** START Extracted entries **
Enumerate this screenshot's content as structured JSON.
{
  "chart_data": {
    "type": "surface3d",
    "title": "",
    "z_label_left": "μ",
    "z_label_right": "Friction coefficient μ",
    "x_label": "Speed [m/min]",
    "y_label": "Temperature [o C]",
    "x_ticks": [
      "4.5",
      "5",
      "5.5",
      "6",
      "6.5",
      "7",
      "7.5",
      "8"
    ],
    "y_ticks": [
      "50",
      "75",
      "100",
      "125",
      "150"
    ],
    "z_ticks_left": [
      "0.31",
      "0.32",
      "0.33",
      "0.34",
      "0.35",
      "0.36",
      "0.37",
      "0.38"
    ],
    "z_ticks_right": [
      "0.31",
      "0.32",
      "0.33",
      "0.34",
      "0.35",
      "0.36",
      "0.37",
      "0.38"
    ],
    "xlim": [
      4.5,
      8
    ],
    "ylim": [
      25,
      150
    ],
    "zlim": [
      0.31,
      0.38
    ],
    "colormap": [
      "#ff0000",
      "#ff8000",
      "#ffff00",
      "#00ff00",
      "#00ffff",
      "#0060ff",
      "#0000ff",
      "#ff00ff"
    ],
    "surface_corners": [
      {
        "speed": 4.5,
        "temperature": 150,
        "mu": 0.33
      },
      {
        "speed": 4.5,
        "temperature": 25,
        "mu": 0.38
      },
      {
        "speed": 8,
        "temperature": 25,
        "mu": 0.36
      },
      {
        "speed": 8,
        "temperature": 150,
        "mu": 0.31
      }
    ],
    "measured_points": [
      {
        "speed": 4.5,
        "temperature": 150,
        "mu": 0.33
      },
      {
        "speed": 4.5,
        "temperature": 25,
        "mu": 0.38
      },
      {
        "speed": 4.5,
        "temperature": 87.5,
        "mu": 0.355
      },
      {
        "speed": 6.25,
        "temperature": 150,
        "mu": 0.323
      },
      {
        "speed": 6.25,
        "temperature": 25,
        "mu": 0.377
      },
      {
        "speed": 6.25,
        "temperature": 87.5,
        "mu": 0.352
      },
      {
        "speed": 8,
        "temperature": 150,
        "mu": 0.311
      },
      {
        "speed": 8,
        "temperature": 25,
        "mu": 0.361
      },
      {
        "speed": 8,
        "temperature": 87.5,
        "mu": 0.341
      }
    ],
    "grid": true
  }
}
** END Extracted entries **
Directions for this task:
Reproduce each entry above exactly, keeping every word.

Answer to this exercise:
Enumerate this screenshot's content as structured JSON.
{
  "chart_data": {
    "type": "surface3d",
    "title": "",
    "z_label_left": "μ",
    "z_label_right": "Friction coefficient μ",
    "x_label": "Speed [m/min]",
    "y_label": "Temperature [o C]",
    "x_ticks": [
      "4.5",
      "5",
      "5.5",
      "6",
      "6.5",
      "7",
      "7.5",
      "8"
    ],
    "y_ticks": [
      "50",
      "75",
      "100",
      "125",
      "150"
    ],
    "z_ticks_left": [
      "0.31",
      "0.32",
      "0.33",
      "0.34",
      "0.35",
      "0.36",
      "0.37",
      "0.38"
    ],
    "z_ticks_right": [
      "0.31",
      "0.32",
      "0.33",
      "0.34",
      "0.35",
      "0.36",
      "0.37",
      "0.38"
    ],
    "xlim": [
      4.5,
      8
    ],
    "ylim": [
      25,
      150
    ],
    "zlim": [
      0.31,
      0.38
    ],
    "colormap": [
      "#ff0000",
      "#ff8000",
      "#ffff00",
      "#00ff00",
      "#00ffff",
      "#0060ff",
      "#0000ff",
      "#ff00ff"
    ],
    "surface_corners": [
      {
        "speed": 4.5,
        "temperature": 150,
        "mu": 0.33
      },
      {
        "speed": 4.5,
        "temperature": 25,
        "mu": 0.38
      },
      {
        "speed": 8,
        "temperature": 25,
        "mu": 0.36
      },
      {
        "speed": 8,
        "temperature": 150,
        "mu": 0.31
      }
    ],
    "measured_points": [
      {
        "speed": 4.5,
        "temperature": 150,
        "mu": 0.33
      },
      {
        "speed": 4.5,
        "temperature": 25,
        "mu": 0.38
      },
      {
        "speed": 4.5,
        "temperature": 87.5,
        "mu": 0.355
      },
      {
        "speed": 6.25,
        "temperature": 150,
        "mu": 0.323
      },
      {
        "speed": 6.25,
        "temperature": 25,
        "mu": 0.377
      },
      {
        "speed": 6.25,
        "temperature": 87.5,
        "mu": 0.352
      },
      {
        "speed": 8,
        "temperature": 150,
        "mu": 0.311
      },
      {
        "speed": 8,
        "temperature": 25,
        "mu": 0.361
      },
      {
        "speed": 8,
        "temperature": 87.5,
        "mu": 0.341
      }
    ],
    "grid": true
  }
}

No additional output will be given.